Items from a data source
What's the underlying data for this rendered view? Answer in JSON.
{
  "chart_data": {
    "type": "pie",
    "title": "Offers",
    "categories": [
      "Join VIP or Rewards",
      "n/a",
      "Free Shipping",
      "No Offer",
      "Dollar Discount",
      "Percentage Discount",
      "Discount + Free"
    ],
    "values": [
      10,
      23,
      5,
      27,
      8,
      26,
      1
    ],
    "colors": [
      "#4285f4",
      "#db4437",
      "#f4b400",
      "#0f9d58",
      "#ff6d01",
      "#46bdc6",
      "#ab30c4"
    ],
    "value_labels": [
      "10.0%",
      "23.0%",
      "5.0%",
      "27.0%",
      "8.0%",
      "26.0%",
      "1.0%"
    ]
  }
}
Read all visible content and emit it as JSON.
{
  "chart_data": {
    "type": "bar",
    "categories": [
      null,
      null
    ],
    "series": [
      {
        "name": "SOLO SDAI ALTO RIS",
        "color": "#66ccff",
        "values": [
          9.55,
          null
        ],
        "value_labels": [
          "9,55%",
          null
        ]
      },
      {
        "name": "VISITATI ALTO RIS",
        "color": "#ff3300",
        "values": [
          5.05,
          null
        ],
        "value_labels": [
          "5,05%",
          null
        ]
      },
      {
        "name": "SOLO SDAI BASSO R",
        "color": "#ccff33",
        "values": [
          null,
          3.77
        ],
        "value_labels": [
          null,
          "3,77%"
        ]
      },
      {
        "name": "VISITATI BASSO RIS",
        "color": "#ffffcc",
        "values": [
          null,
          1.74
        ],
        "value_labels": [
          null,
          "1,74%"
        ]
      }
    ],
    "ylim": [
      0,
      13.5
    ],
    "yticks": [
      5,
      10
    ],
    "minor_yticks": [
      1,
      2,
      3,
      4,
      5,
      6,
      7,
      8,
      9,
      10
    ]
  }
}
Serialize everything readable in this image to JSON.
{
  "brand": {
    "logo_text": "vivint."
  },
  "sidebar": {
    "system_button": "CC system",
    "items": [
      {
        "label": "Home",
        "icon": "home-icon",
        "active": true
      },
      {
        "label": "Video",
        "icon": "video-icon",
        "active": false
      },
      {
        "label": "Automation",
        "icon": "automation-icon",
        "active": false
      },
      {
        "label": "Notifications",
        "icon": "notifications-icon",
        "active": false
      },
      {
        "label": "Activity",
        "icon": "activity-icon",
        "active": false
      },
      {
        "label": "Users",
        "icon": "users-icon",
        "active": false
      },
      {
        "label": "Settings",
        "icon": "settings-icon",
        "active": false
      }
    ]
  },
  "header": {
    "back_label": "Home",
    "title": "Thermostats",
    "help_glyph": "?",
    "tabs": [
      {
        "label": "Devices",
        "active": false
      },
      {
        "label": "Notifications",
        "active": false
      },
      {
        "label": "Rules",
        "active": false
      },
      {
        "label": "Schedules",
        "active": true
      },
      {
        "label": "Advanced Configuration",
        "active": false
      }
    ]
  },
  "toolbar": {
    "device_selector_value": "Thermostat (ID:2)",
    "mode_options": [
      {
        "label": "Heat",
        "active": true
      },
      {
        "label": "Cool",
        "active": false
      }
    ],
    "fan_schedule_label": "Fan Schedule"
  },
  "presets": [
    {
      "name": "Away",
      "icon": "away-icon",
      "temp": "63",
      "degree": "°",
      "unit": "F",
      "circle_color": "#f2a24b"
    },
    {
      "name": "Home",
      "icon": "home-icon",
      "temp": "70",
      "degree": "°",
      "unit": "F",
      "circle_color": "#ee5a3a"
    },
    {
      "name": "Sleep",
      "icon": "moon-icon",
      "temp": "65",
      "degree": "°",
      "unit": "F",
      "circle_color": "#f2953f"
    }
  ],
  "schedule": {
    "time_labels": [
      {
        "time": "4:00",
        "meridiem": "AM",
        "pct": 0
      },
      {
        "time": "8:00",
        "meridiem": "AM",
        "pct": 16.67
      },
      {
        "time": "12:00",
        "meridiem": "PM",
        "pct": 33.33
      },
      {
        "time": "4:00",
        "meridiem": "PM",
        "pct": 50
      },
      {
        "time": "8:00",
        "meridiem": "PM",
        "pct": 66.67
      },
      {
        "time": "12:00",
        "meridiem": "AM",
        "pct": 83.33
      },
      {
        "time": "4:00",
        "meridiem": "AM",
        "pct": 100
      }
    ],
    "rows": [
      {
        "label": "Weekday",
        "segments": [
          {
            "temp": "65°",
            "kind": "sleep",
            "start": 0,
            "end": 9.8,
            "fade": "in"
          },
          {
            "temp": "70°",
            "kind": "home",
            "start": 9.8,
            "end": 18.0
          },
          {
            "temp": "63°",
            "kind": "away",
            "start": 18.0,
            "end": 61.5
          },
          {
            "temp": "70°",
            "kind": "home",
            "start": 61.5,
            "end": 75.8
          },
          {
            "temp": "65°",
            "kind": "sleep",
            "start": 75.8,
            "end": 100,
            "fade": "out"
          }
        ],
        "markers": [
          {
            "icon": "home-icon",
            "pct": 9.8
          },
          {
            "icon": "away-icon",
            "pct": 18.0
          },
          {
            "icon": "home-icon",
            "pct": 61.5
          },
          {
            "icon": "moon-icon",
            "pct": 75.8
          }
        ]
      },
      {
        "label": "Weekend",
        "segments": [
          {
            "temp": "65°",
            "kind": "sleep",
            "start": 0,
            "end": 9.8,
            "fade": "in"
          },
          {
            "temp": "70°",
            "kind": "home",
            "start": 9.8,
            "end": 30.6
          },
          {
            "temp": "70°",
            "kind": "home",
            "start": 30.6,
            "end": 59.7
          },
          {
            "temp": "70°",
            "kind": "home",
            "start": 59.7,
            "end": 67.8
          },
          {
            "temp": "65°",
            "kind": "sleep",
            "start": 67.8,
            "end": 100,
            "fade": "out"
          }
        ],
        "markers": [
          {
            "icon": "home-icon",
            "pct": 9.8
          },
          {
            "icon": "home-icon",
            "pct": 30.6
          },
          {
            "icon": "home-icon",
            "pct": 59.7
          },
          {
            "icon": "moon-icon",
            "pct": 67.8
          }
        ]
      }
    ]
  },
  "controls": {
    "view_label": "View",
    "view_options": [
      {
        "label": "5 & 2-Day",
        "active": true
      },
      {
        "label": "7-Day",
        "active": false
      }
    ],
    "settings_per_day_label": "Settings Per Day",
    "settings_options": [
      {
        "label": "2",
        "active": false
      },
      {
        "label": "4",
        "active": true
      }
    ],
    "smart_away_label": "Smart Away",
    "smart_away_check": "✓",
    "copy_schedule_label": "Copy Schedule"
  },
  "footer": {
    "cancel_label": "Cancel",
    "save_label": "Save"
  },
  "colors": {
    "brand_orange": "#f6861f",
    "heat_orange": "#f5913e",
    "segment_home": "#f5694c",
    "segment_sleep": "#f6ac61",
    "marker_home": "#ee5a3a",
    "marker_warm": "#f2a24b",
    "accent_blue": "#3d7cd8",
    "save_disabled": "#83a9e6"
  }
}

_PROBLEM DETAILS_:
Above are the records; retype them all without a single difference.

_IN RESPONSE_:
What's the underlying data for this rendered view? Answer in JSON.
{
  "chart_data": {
    "type": "pie",
    "title": "Offers",
    "categories": [
      "Join VIP or Rewards",
      "n/a",
      "Free Shipping",
      "No Offer",
      "Dollar Discount",
      "Percentage Discount",
      "Discount + Free"
    ],
    "values": [
      10,
      23,
      5,
      27,
      8,
      26,
      1
    ],
    "colors": [
      "#4285f4",
      "#db4437",
      "#f4b400",
      "#0f9d58",
      "#ff6d01",
      "#46bdc6",
      "#ab30c4"
    ],
    "value_labels": [
      "10.0%",
      "23.0%",
      "5.0%",
      "27.0%",
      "8.0%",
      "26.0%",
      "1.0%"
    ]
  }
}
Read all visible content and emit it as JSON.
{
  "chart_data": {
    "type": "bar",
    "categories": [
      null,
      null
    ],
    "series": [
      {
        "name": "SOLO SDAI ALTO RIS",
        "color": "#66ccff",
        "values": [
          9.55,
          null
        ],
        "value_labels": [
          "9,55%",
          null
        ]
      },
      {
        "name": "VISITATI ALTO RIS",
        "color": "#ff3300",
        "values": [
          5.05,
          null
        ],
        "value_labels": [
          "5,05%",
          null
        ]
      },
      {
        "name": "SOLO SDAI BASSO R",
        "color": "#ccff33",
        "values": [
          null,
          3.77
        ],
        "value_labels": [
          null,
          "3,77%"
        ]
      },
      {
        "name": "VISITATI BASSO RIS",
        "color": "#ffffcc",
        "values": [
          null,
          1.74
        ],
        "value_labels": [
          null,
          "1,74%"
        ]
      }
    ],
    "ylim": [
      0,
      13.5
    ],
    "yticks": [
      5,
      10
    ],
    "minor_yticks": [
      1,
      2,
      3,
      4,
      5,
      6,
      7,
      8,
      9,
      10
    ]
  }
}
Serialize everything readable in this image to JSON.
{
  "brand": {
    "logo_text": "vivint."
  },
  "sidebar": {
    "system_button": "CC system",
    "items": [
      {
        "label": "Home",
        "icon": "home-icon",
        "active": true
      },
      {
        "label": "Video",
        "icon": "video-icon",
        "active": false
      },
      {
        "label": "Automation",
        "icon": "automation-icon",
        "active": false
      },
      {
        "label": "Notifications",
        "icon": "notifications-icon",
        "active": false
      },
      {
        "label": "Activity",
        "icon": "activity-icon",
        "active": false
      },
      {
        "label": "Users",
        "icon": "users-icon",
        "active": false
      },
      {
        "label": "Settings",
        "icon": "settings-icon",
        "active": false
      }
    ]
  },
  "header": {
    "back_label": "Home",
    "title": "Thermostats",
    "help_glyph": "?",
    "tabs": [
      {
        "label": "Devices",
        "active": false
      },
      {
        "label": "Notifications",
        "active": false
      },
      {
        "label": "Rules",
        "active": false
      },
      {
        "label": "Schedules",
        "active": true
      },
      {
        "label": "Advanced Configuration",
        "active": false
      }
    ]
  },
  "toolbar": {
    "device_selector_value": "Thermostat (ID:2)",
    "mode_options": [
      {
        "label": "Heat",
        "active": true
      },
      {
        "label": "Cool",
        "active": false
      }
    ],
    "fan_schedule_label": "Fan Schedule"
  },
  "presets": [
    {
      "name": "Away",
      "icon": "away-icon",
      "temp": "63",
      "degree": "°",
      "unit": "F",
      "circle_color": "#f2a24b"
    },
    {
      "name": "Home",
      "icon": "home-icon",
      "temp": "70",
      "degree": "°",
      "unit": "F",
      "circle_color": "#ee5a3a"
    },
    {
      "name": "Sleep",
      "icon": "moon-icon",
      "temp": "65",
      "degree": "°",
      "unit": "F",
      "circle_color": "#f2953f"
    }
  ],
  "schedule": {
    "time_labels": [
      {
        "time": "4:00",
        "meridiem": "AM",
        "pct": 0
      },
      {
        "time": "8:00",
        "meridiem": "AM",
        "pct": 16.67
      },
      {
        "time": "12:00",
        "meridiem": "PM",
        "pct": 33.33
      },
      {
        "time": "4:00",
        "meridiem": "PM",
        "pct": 50
      },
      {
        "time": "8:00",
        "meridiem": "PM",
        "pct": 66.67
      },
      {
        "time": "12:00",
        "meridiem": "AM",
        "pct": 83.33
      },
      {
        "time": "4:00",
        "meridiem": "AM",
        "pct": 100
      }
    ],
    "rows": [
      {
        "label": "Weekday",
        "segments": [
          {
            "temp": "65°",
            "kind": "sleep",
            "start": 0,
            "end": 9.8,
            "fade": "in"
          },
          {
            "temp": "70°",
            "kind": "home",
            "start": 9.8,
            "end": 18.0
          },
          {
            "temp": "63°",
            "kind": "away",
            "start": 18.0,
            "end": 61.5
          },
          {
            "temp": "70°",
            "kind": "home",
            "start": 61.5,
            "end": 75.8
          },
          {
            "temp": "65°",
            "kind": "sleep",
            "start": 75.8,
            "end": 100,
            "fade": "out"
          }
        ],
        "markers": [
          {
            "icon": "home-icon",
            "pct": 9.8
          },
          {
            "icon": "away-icon",
            "pct": 18.0
          },
          {
            "icon": "home-icon",
            "pct": 61.5
          },
          {
            "icon": "moon-icon",
            "pct": 75.8
          }
        ]
      },
      {
        "label": "Weekend",
        "segments": [
          {
            "temp": "65°",
            "kind": "sleep",
            "start": 0,
            "end": 9.8,
            "fade": "in"
          },
          {
            "temp": "70°",
            "kind": "home",
            "start": 9.8,
            "end": 30.6
          },
          {
            "temp": "70°",
            "kind": "home",
            "start": 30.6,
            "end": 59.7
          },
          {
            "temp": "70°",
            "kind": "home",
            "start": 59.7,
            "end": 67.8
          },
          {
            "temp": "65°",
            "kind": "sleep",
            "start": 67.8,
            "end": 100,
            "fade": "out"
          }
        ],
        "markers": [
          {
            "icon": "home-icon",
            "pct": 9.8
          },
          {
            "icon": "home-icon",
            "pct": 30.6
          },
          {
            "icon": "home-icon",
            "pct": 59.7
          },
          {
            "icon": "moon-icon",
            "pct": 67.8
          }
        ]
      }
    ]
  },
  "controls": {
    "view_label": "View",
    "view_options": [
      {
        "label": "5 & 2-Day",
        "active": true
      },
      {
        "label": "7-Day",
        "active": false
      }
    ],
    "settings_per_day_label": "Settings Per Day",
    "settings_options": [
      {
        "label": "2",
        "active": false
      },
      {
        "label": "4",
        "active": true
      }
    ],
    "smart_away_label": "Smart Away",
    "smart_away_check": "✓",
    "copy_schedule_label": "Copy Schedule"
  },
  "footer": {
    "cancel_label": "Cancel",
    "save_label": "Save"
  },
  "colors": {
    "brand_orange": "#f6861f",
    "heat_orange": "#f5913e",
    "segment_home": "#f5694c",
    "segment_sleep": "#f6ac61",
    "marker_home": "#ee5a3a",
    "marker_warm": "#f2a24b",
    "accent_blue": "#3d7cd8",
    "save_disabled": "#83a9e6"
  }
}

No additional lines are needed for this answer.